> **Aim of the exercise**: Return the records that follow unaltered. Omit every picture.
=== Excerpted records ===
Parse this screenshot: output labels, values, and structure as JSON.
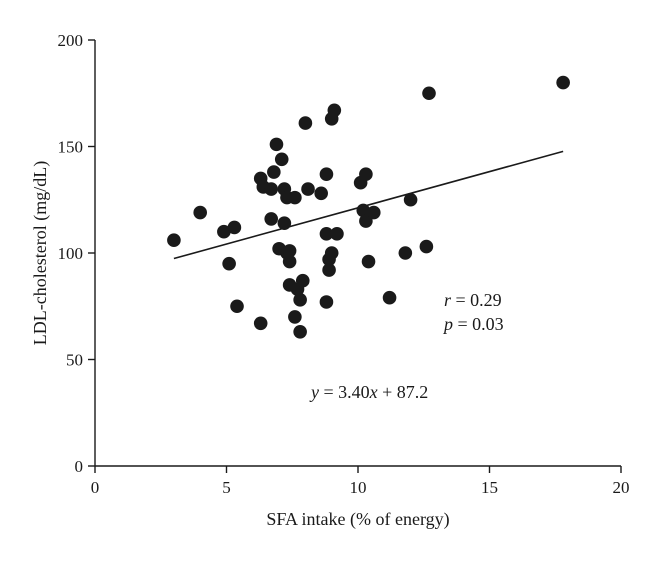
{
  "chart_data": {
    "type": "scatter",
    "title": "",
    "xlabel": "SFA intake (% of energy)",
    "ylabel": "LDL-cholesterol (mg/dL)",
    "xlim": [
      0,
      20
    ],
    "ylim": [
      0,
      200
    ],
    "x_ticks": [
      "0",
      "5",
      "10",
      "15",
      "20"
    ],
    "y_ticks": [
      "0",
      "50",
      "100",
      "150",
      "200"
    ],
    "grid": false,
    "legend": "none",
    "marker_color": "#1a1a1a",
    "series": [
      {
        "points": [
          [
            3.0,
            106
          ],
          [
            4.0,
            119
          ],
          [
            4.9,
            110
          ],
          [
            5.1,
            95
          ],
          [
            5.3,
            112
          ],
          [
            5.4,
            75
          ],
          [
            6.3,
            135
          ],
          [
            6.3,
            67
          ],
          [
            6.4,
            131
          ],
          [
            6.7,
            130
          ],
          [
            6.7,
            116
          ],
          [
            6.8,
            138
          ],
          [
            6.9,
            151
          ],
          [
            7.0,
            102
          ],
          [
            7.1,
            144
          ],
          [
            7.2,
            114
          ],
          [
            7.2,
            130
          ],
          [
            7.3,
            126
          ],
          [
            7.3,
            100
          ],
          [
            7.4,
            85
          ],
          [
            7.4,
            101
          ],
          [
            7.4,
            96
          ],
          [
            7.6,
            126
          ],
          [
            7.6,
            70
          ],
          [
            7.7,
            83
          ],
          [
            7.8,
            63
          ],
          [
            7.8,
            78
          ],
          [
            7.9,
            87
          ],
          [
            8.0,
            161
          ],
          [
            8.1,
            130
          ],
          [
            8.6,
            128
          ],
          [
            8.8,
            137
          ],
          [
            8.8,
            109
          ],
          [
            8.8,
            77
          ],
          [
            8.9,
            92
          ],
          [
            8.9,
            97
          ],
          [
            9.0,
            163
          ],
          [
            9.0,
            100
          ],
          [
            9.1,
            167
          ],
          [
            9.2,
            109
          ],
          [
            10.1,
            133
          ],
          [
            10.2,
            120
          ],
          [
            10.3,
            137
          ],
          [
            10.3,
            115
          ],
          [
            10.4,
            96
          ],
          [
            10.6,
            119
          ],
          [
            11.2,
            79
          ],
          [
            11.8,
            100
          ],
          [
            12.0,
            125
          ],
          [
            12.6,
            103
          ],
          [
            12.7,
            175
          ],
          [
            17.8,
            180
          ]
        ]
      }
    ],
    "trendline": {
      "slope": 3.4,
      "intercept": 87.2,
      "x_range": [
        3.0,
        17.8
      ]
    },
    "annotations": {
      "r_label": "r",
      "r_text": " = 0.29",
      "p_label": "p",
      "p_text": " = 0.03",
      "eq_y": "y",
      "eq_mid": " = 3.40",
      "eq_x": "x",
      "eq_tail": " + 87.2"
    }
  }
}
===
> **Solution below**:
Parse this screenshot: output labels, values, and structure as JSON.
{
  "chart_data": {
    "type": "scatter",
    "title": "",
    "xlabel": "SFA intake (% of energy)",
    "ylabel": "LDL-cholesterol (mg/dL)",
    "xlim": [
      0,
      20
    ],
    "ylim": [
      0,
      200
    ],
    "x_ticks": [
      "0",
      "5",
      "10",
      "15",
      "20"
    ],
    "y_ticks": [
      "0",
      "50",
      "100",
      "150",
      "200"
    ],
    "grid": false,
    "legend": "none",
    "marker_color": "#1a1a1a",
    "series": [
      {
        "points": [
          [
            3.0,
            106
          ],
          [
            4.0,
            119
          ],
          [
            4.9,
            110
          ],
          [
            5.1,
            95
          ],
          [
            5.3,
            112
          ],
          [
            5.4,
            75
          ],
          [
            6.3,
            135
          ],
          [
            6.3,
            67
          ],
          [
            6.4,
            131
          ],
          [
            6.7,
            130
          ],
          [
            6.7,
            116
          ],
          [
            6.8,
            138
          ],
          [
            6.9,
            151
          ],
          [
            7.0,
            102
          ],
          [
            7.1,
            144
          ],
          [
            7.2,
            114
          ],
          [
            7.2,
            130
          ],
          [
            7.3,
            126
          ],
          [
            7.3,
            100
          ],
          [
            7.4,
            85
          ],
          [
            7.4,
            101
          ],
          [
            7.4,
            96
          ],
          [
            7.6,
            126
          ],
          [
            7.6,
            70
          ],
          [
            7.7,
            83
          ],
          [
            7.8,
            63
          ],
          [
            7.8,
            78
          ],
          [
            7.9,
            87
          ],
          [
            8.0,
            161
          ],
          [
            8.1,
            130
          ],
          [
            8.6,
            128
          ],
          [
            8.8,
            137
          ],
          [
            8.8,
            109
          ],
          [
            8.8,
            77
          ],
          [
            8.9,
            92
          ],
          [
            8.9,
            97
          ],
          [
            9.0,
            163
          ],
          [
            9.0,
            100
          ],
          [
            9.1,
            167
          ],
          [
            9.2,
            109
          ],
          [
            10.1,
            133
          ],
          [
            10.2,
            120
          ],
          [
            10.3,
            137
          ],
          [
            10.3,
            115
          ],
          [
            10.4,
            96
          ],
          [
            10.6,
            119
          ],
          [
            11.2,
            79
          ],
          [
            11.8,
            100
          ],
          [
            12.0,
            125
          ],
          [
            12.6,
            103
          ],
          [
            12.7,
            175
          ],
          [
            17.8,
            180
          ]
        ]
      }
    ],
    "trendline": {
      "slope": 3.4,
      "intercept": 87.2,
      "x_range": [
        3.0,
        17.8
      ]
    },
    "annotations": {
      "r_label": "r",
      "r_text": " = 0.29",
      "p_label": "p",
      "p_text": " = 0.03",
      "eq_y": "y",
      "eq_mid": " = 3.40",
      "eq_x": "x",
      "eq_tail": " + 87.2"
    }
  }
}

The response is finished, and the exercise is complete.